Extract from the listing each line in which the word "الجبال" appears.
----- PROVIDED INFORMATION
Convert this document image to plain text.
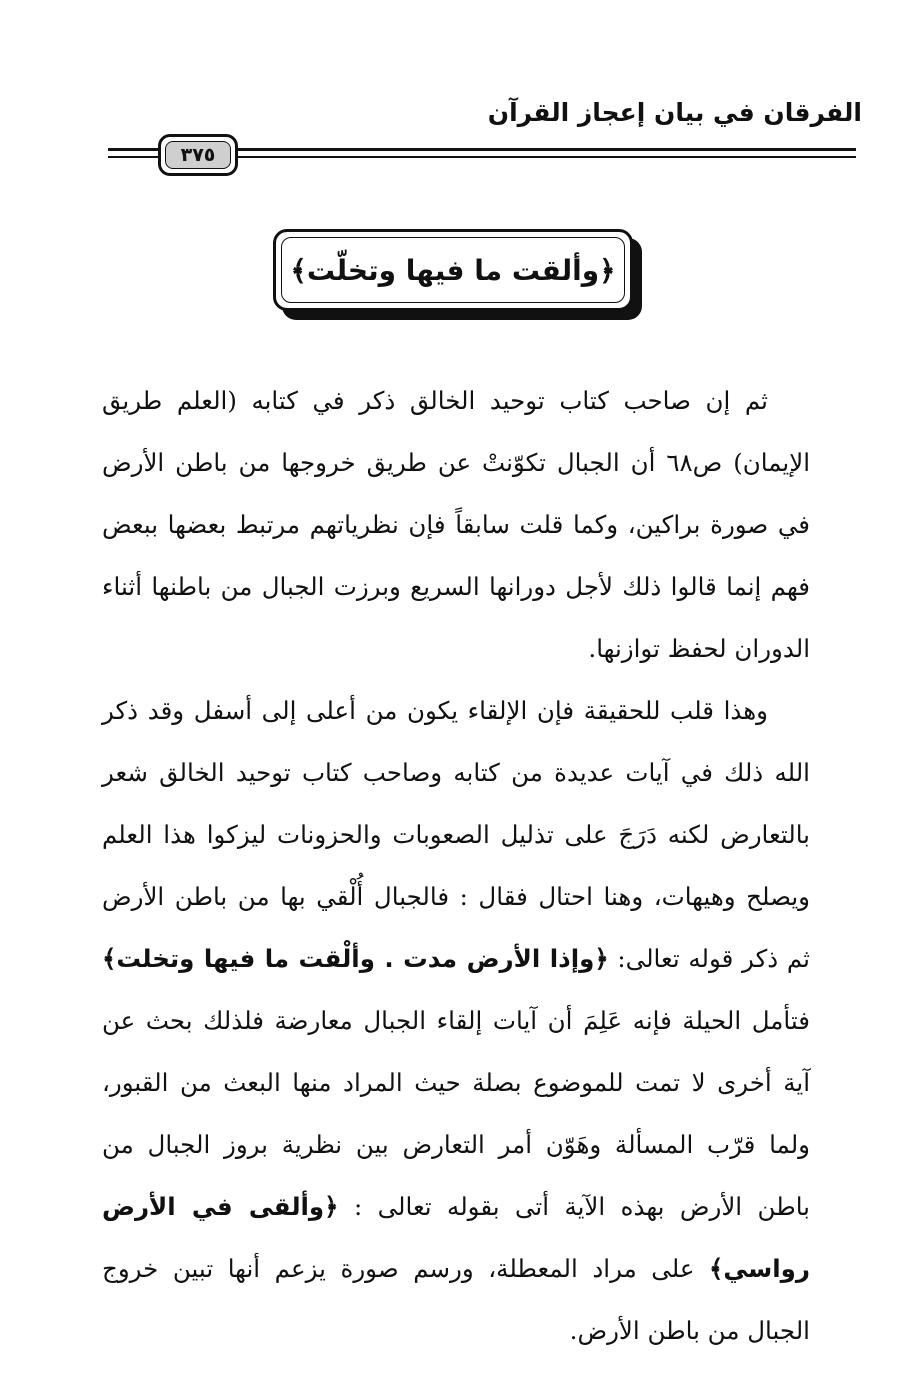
الفرقان في بيان إعجاز القرآن
٣٧٥
﴿وألقت ما فيها وتخلّت﴾

ثم إن صاحب كتاب توحيد الخالق ذكر في كتابه (العلم طريق الإيمان) ص٦٨ أن الجبال تكوّنتْ عن طريق خروجها من باطن الأرض في صورة براكين، وكما قلت سابقاً فإن نظرياتهم مرتبط بعضها ببعض فهم إنما قالوا ذلك لأجل دورانها السريع وبرزت الجبال من باطنها أثناء الدوران لحفظ توازنها.

وهذا قلب للحقيقة فإن الإلقاء يكون من أعلى إلى أسفل وقد ذكر الله ذلك في آيات عديدة من كتابه وصاحب كتاب توحيد الخالق شعر بالتعارض لكنه دَرَجَ على تذليل الصعوبات والحزونات ليزكوا هذا العلم ويصلح وهيهات، وهنا احتال فقال : فالجبال أُلْقي بها من باطن الأرض ثم ذكر قوله تعالى: ﴿وإذا الأرض مدت . وألْقت ما فيها وتخلت﴾ فتأمل الحيلة فإنه عَلِمَ أن آيات إلقاء الجبال معارضة فلذلك بحث عن آية أخرى لا تمت للموضوع بصلة حيث المراد منها البعث من القبور، ولما قرّب المسألة وهَوّن أمر التعارض بين نظرية بروز الجبال من باطن الأرض بهذه الآية أتى بقوله تعالى : ﴿وألقى في الأرض رواسي﴾ على مراد المعطلة، ورسم صورة يزعم أنها تبين خروج الجبال من باطن الأرض.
----------
### [WRITTEN REPLY]
ثم إن صاحب كتاب توحيد الخالق ذكر في كتابه (العلم طريق الإيمان) ص٦٨ أن الجبال تكوّنتْ عن طريق خروجها من باطن الأرض في صورة براكين، وكما قلت سابقاً فإن نظرياتهم مرتبط بعضها ببعض فهم إنما قالوا ذلك لأجل دورانها السريع وبرزت الجبال من باطنها أثناء الدوران لحفظ توازنها.
وهذا قلب للحقيقة فإن الإلقاء يكون من أعلى إلى أسفل وقد ذكر الله ذلك في آيات عديدة من كتابه وصاحب كتاب توحيد الخالق شعر بالتعارض لكنه دَرَجَ على تذليل الصعوبات والحزونات ليزكوا هذا العلم ويصلح وهيهات، وهنا احتال فقال : فالجبال أُلْقي بها من باطن الأرض ثم ذكر قوله تعالى: ﴿وإذا الأرض مدت . وألْقت ما فيها وتخلت﴾ فتأمل الحيلة فإنه عَلِمَ أن آيات إلقاء الجبال معارضة فلذلك بحث عن آية أخرى لا تمت للموضوع بصلة حيث المراد منها البعث من القبور، ولما قرّب المسألة وهَوّن أمر التعارض بين نظرية بروز الجبال من باطن الأرض بهذه الآية أتى بقوله تعالى : ﴿وألقى في الأرض رواسي﴾ على مراد المعطلة، ورسم صورة يزعم أنها تبين خروج الجبال من باطن الأرض.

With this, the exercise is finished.